::: Stored rows

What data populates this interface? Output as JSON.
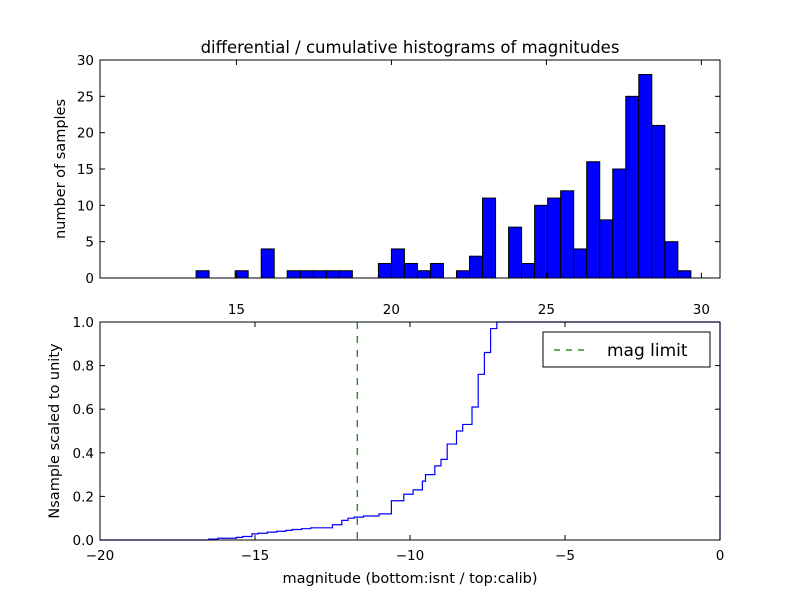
{
  "chart_data": [
    {
      "type": "bar",
      "title": "differential / cumulative histograms of magnitudes",
      "xlabel": "",
      "ylabel": "number of samples",
      "xlim": [
        10.6,
        30.6
      ],
      "ylim": [
        0,
        30
      ],
      "xticks": [
        15,
        20,
        25,
        30
      ],
      "yticks": [
        0,
        5,
        10,
        15,
        20,
        25,
        30
      ],
      "xtick_labels": [
        "15",
        "20",
        "25",
        "30"
      ],
      "ytick_labels": [
        "0",
        "5",
        "10",
        "15",
        "20",
        "25",
        "30"
      ],
      "bin_width": 0.42,
      "bar_color": "#0000ff",
      "bins": [
        {
          "x": 13.7,
          "value": 1
        },
        {
          "x": 14.96,
          "value": 1
        },
        {
          "x": 15.8,
          "value": 4
        },
        {
          "x": 16.64,
          "value": 1
        },
        {
          "x": 17.06,
          "value": 1
        },
        {
          "x": 17.48,
          "value": 1
        },
        {
          "x": 17.9,
          "value": 1
        },
        {
          "x": 18.32,
          "value": 1
        },
        {
          "x": 19.58,
          "value": 2
        },
        {
          "x": 20.0,
          "value": 4
        },
        {
          "x": 20.42,
          "value": 2
        },
        {
          "x": 20.84,
          "value": 1
        },
        {
          "x": 21.26,
          "value": 2
        },
        {
          "x": 22.1,
          "value": 1
        },
        {
          "x": 22.52,
          "value": 3
        },
        {
          "x": 22.94,
          "value": 11
        },
        {
          "x": 23.78,
          "value": 7
        },
        {
          "x": 24.2,
          "value": 2
        },
        {
          "x": 24.62,
          "value": 10
        },
        {
          "x": 25.04,
          "value": 11
        },
        {
          "x": 25.46,
          "value": 12
        },
        {
          "x": 25.88,
          "value": 4
        },
        {
          "x": 26.3,
          "value": 16
        },
        {
          "x": 26.72,
          "value": 8
        },
        {
          "x": 27.14,
          "value": 15
        },
        {
          "x": 27.56,
          "value": 25
        },
        {
          "x": 27.98,
          "value": 28
        },
        {
          "x": 28.4,
          "value": 21
        },
        {
          "x": 28.82,
          "value": 5
        },
        {
          "x": 29.24,
          "value": 1
        }
      ]
    },
    {
      "type": "line",
      "title": "",
      "xlabel": "magnitude (bottom:isnt / top:calib)",
      "ylabel": "Nsample scaled to unity",
      "xlim": [
        -20,
        0
      ],
      "ylim": [
        0,
        1.0
      ],
      "xticks": [
        -20,
        -15,
        -10,
        -5,
        0
      ],
      "yticks": [
        0.0,
        0.2,
        0.4,
        0.6,
        0.8,
        1.0
      ],
      "xtick_labels": [
        "−20",
        "−15",
        "−10",
        "−5",
        "0"
      ],
      "ytick_labels": [
        "0.0",
        "0.2",
        "0.4",
        "0.6",
        "0.8",
        "1.0"
      ],
      "legend_position": "top-right",
      "series": [
        {
          "name": "",
          "style": "step",
          "color": "#0000ff",
          "x": [
            -20,
            -16.5,
            -16.2,
            -15.6,
            -15.4,
            -15.1,
            -14.9,
            -14.6,
            -14.3,
            -14.0,
            -13.8,
            -13.5,
            -13.2,
            -12.5,
            -12.2,
            -12.0,
            -11.8,
            -11.5,
            -11.0,
            -10.6,
            -10.2,
            -9.9,
            -9.6,
            -9.5,
            -9.2,
            -9.0,
            -8.8,
            -8.5,
            -8.3,
            -8.0,
            -7.8,
            -7.6,
            -7.4,
            -7.2,
            0
          ],
          "y": [
            0.0,
            0.004,
            0.008,
            0.012,
            0.016,
            0.028,
            0.031,
            0.036,
            0.04,
            0.044,
            0.048,
            0.052,
            0.056,
            0.07,
            0.09,
            0.1,
            0.105,
            0.11,
            0.12,
            0.18,
            0.21,
            0.23,
            0.27,
            0.3,
            0.34,
            0.37,
            0.44,
            0.5,
            0.53,
            0.61,
            0.76,
            0.86,
            0.97,
            1.0,
            1.0
          ]
        },
        {
          "name": "mag limit",
          "style": "dashed-vertical",
          "color": "#008000",
          "x_value": -11.7
        }
      ]
    }
  ]
}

::::::

Task goal |
Retype the whole listing exactly and leave the pictures out.

Solved exercise |
What data populates this interface? Output as JSON.
{
  "chart_data": [
    {
      "type": "bar",
      "title": "differential / cumulative histograms of magnitudes",
      "xlabel": "",
      "ylabel": "number of samples",
      "xlim": [
        10.6,
        30.6
      ],
      "ylim": [
        0,
        30
      ],
      "xticks": [
        15,
        20,
        25,
        30
      ],
      "yticks": [
        0,
        5,
        10,
        15,
        20,
        25,
        30
      ],
      "xtick_labels": [
        "15",
        "20",
        "25",
        "30"
      ],
      "ytick_labels": [
        "0",
        "5",
        "10",
        "15",
        "20",
        "25",
        "30"
      ],
      "bin_width": 0.42,
      "bar_color": "#0000ff",
      "bins": [
        {
          "x": 13.7,
          "value": 1
        },
        {
          "x": 14.96,
          "value": 1
        },
        {
          "x": 15.8,
          "value": 4
        },
        {
          "x": 16.64,
          "value": 1
        },
        {
          "x": 17.06,
          "value": 1
        },
        {
          "x": 17.48,
          "value": 1
        },
        {
          "x": 17.9,
          "value": 1
        },
        {
          "x": 18.32,
          "value": 1
        },
        {
          "x": 19.58,
          "value": 2
        },
        {
          "x": 20.0,
          "value": 4
        },
        {
          "x": 20.42,
          "value": 2
        },
        {
          "x": 20.84,
          "value": 1
        },
        {
          "x": 21.26,
          "value": 2
        },
        {
          "x": 22.1,
          "value": 1
        },
        {
          "x": 22.52,
          "value": 3
        },
        {
          "x": 22.94,
          "value": 11
        },
        {
          "x": 23.78,
          "value": 7
        },
        {
          "x": 24.2,
          "value": 2
        },
        {
          "x": 24.62,
          "value": 10
        },
        {
          "x": 25.04,
          "value": 11
        },
        {
          "x": 25.46,
          "value": 12
        },
        {
          "x": 25.88,
          "value": 4
        },
        {
          "x": 26.3,
          "value": 16
        },
        {
          "x": 26.72,
          "value": 8
        },
        {
          "x": 27.14,
          "value": 15
        },
        {
          "x": 27.56,
          "value": 25
        },
        {
          "x": 27.98,
          "value": 28
        },
        {
          "x": 28.4,
          "value": 21
        },
        {
          "x": 28.82,
          "value": 5
        },
        {
          "x": 29.24,
          "value": 1
        }
      ]
    },
    {
      "type": "line",
      "title": "",
      "xlabel": "magnitude (bottom:isnt / top:calib)",
      "ylabel": "Nsample scaled to unity",
      "xlim": [
        -20,
        0
      ],
      "ylim": [
        0,
        1.0
      ],
      "xticks": [
        -20,
        -15,
        -10,
        -5,
        0
      ],
      "yticks": [
        0.0,
        0.2,
        0.4,
        0.6,
        0.8,
        1.0
      ],
      "xtick_labels": [
        "−20",
        "−15",
        "−10",
        "−5",
        "0"
      ],
      "ytick_labels": [
        "0.0",
        "0.2",
        "0.4",
        "0.6",
        "0.8",
        "1.0"
      ],
      "legend_position": "top-right",
      "series": [
        {
          "name": "",
          "style": "step",
          "color": "#0000ff",
          "x": [
            -20,
            -16.5,
            -16.2,
            -15.6,
            -15.4,
            -15.1,
            -14.9,
            -14.6,
            -14.3,
            -14.0,
            -13.8,
            -13.5,
            -13.2,
            -12.5,
            -12.2,
            -12.0,
            -11.8,
            -11.5,
            -11.0,
            -10.6,
            -10.2,
            -9.9,
            -9.6,
            -9.5,
            -9.2,
            -9.0,
            -8.8,
            -8.5,
            -8.3,
            -8.0,
            -7.8,
            -7.6,
            -7.4,
            -7.2,
            0
          ],
          "y": [
            0.0,
            0.004,
            0.008,
            0.012,
            0.016,
            0.028,
            0.031,
            0.036,
            0.04,
            0.044,
            0.048,
            0.052,
            0.056,
            0.07,
            0.09,
            0.1,
            0.105,
            0.11,
            0.12,
            0.18,
            0.21,
            0.23,
            0.27,
            0.3,
            0.34,
            0.37,
            0.44,
            0.5,
            0.53,
            0.61,
            0.76,
            0.86,
            0.97,
            1.0,
            1.0
          ]
        },
        {
          "name": "mag limit",
          "style": "dashed-vertical",
          "color": "#008000",
          "x_value": -11.7
        }
      ]
    }
  ]
}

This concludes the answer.